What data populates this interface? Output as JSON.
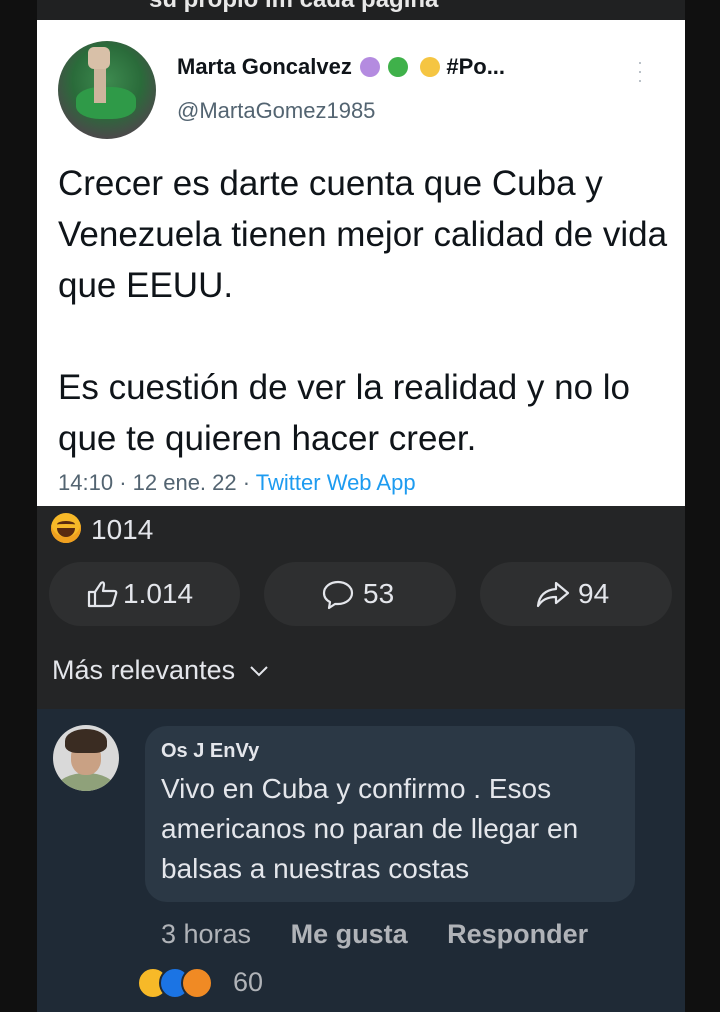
{
  "top_caption": "su propio im cada pagina",
  "tweet": {
    "author_name": "Marta Goncalvez",
    "author_suffix": "#Po...",
    "handle": "@MartaGomez1985",
    "paragraphs": [
      "Crecer es darte cuenta que Cuba y Venezuela tienen mejor calidad de vida que EEUU.",
      "Es cuestión de ver la realidad y no lo que te quieren hacer creer."
    ],
    "time": "14:10",
    "date": "12 ene. 22",
    "source": "Twitter Web App"
  },
  "post": {
    "reaction_count": "1014",
    "like_count": "1.014",
    "comment_count": "53",
    "share_count": "94",
    "sort_label": "Más relevantes"
  },
  "comment": {
    "name": "Os J EnVy",
    "text": "Vivo en Cuba y confirmo . Esos americanos no paran de llegar en balsas a nuestras costas",
    "time": "3 horas",
    "like_label": "Me gusta",
    "reply_label": "Responder",
    "reaction_count": "60"
  },
  "colors": {
    "tweet_bg": "#ffffff",
    "link_blue": "#1d9bf0",
    "dark_bg": "#242526",
    "comment_bg": "#1f2a36",
    "bubble_bg": "#2b3845"
  }
}
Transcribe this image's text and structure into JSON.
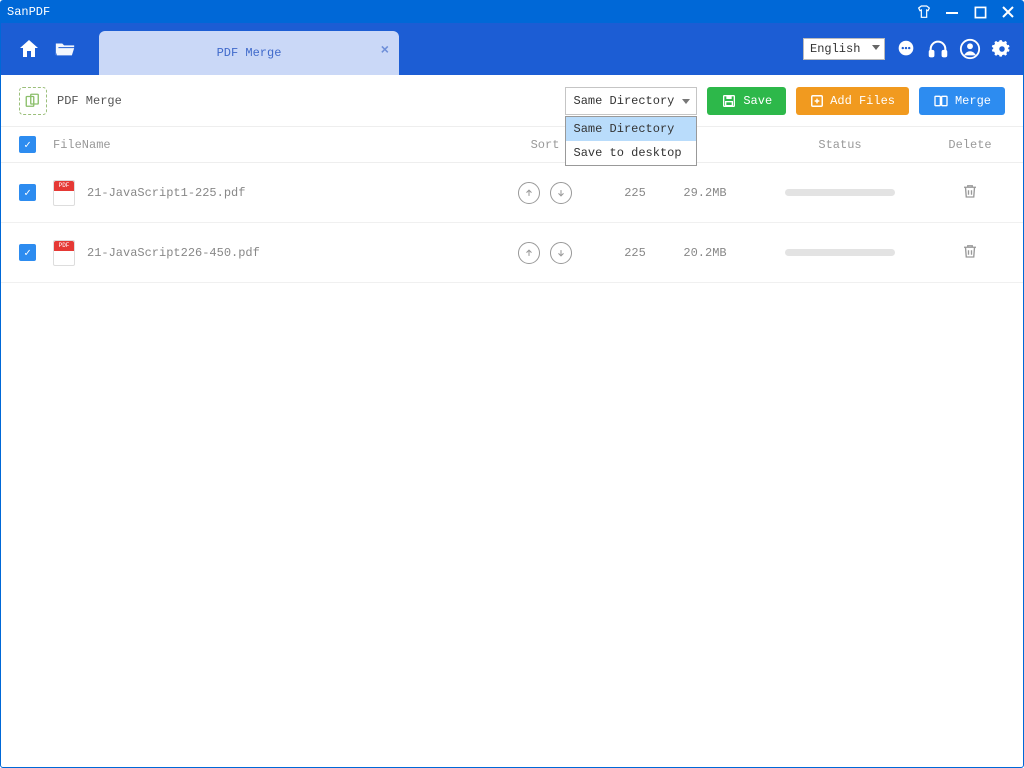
{
  "app": {
    "title": "SanPDF"
  },
  "toolbar": {
    "tab_label": "PDF Merge",
    "language": "English"
  },
  "actionbar": {
    "page_title": "PDF Merge",
    "directory_selected": "Same Directory",
    "directory_options": [
      "Same Directory",
      "Save to desktop"
    ],
    "save_label": "Save",
    "addfiles_label": "Add Files",
    "merge_label": "Merge"
  },
  "columns": {
    "filename": "FileName",
    "sort": "Sort",
    "status": "Status",
    "delete": "Delete"
  },
  "files": [
    {
      "name": "21-JavaScript1-225.pdf",
      "count": "225",
      "size": "29.2MB"
    },
    {
      "name": "21-JavaScript226-450.pdf",
      "count": "225",
      "size": "20.2MB"
    }
  ],
  "colors": {
    "titlebar": "#0068d7",
    "toolbar": "#1c5dd4",
    "accent_blue": "#2d8cf0",
    "accent_green": "#2db84a",
    "accent_orange": "#f19a1f"
  }
}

+-------+

■ **Work to be completed**:
Print all entries exactly. The images do not belong in the copy.

■ **Full response**:
What data populates this interface? Output as JSON.
{
  "top_caption": "su propio im cada pagina",
  "tweet": {
    "author_name": "Marta Goncalvez",
    "author_suffix": "#Po...",
    "handle": "@MartaGomez1985",
    "paragraphs": [
      "Crecer es darte cuenta que Cuba y Venezuela tienen mejor calidad de vida que EEUU.",
      "Es cuestión de ver la realidad y no lo que te quieren hacer creer."
    ],
    "time": "14:10",
    "date": "12 ene. 22",
    "source": "Twitter Web App"
  },
  "post": {
    "reaction_count": "1014",
    "like_count": "1.014",
    "comment_count": "53",
    "share_count": "94",
    "sort_label": "Más relevantes"
  },
  "comment": {
    "name": "Os J EnVy",
    "text": "Vivo en Cuba y confirmo . Esos americanos no paran de llegar en balsas a nuestras costas",
    "time": "3 horas",
    "like_label": "Me gusta",
    "reply_label": "Responder",
    "reaction_count": "60"
  },
  "colors": {
    "tweet_bg": "#ffffff",
    "link_blue": "#1d9bf0",
    "dark_bg": "#242526",
    "comment_bg": "#1f2a36",
    "bubble_bg": "#2b3845"
  }
}
Transcribe this image's text and structure into JSON.
{
  "app": {
    "title": "SanPDF"
  },
  "toolbar": {
    "tab_label": "PDF Merge",
    "language": "English"
  },
  "actionbar": {
    "page_title": "PDF Merge",
    "directory_selected": "Same Directory",
    "directory_options": [
      "Same Directory",
      "Save to desktop"
    ],
    "save_label": "Save",
    "addfiles_label": "Add Files",
    "merge_label": "Merge"
  },
  "columns": {
    "filename": "FileName",
    "sort": "Sort",
    "status": "Status",
    "delete": "Delete"
  },
  "files": [
    {
      "name": "21-JavaScript1-225.pdf",
      "count": "225",
      "size": "29.2MB"
    },
    {
      "name": "21-JavaScript226-450.pdf",
      "count": "225",
      "size": "20.2MB"
    }
  ],
  "colors": {
    "titlebar": "#0068d7",
    "toolbar": "#1c5dd4",
    "accent_blue": "#2d8cf0",
    "accent_green": "#2db84a",
    "accent_orange": "#f19a1f"
  }
}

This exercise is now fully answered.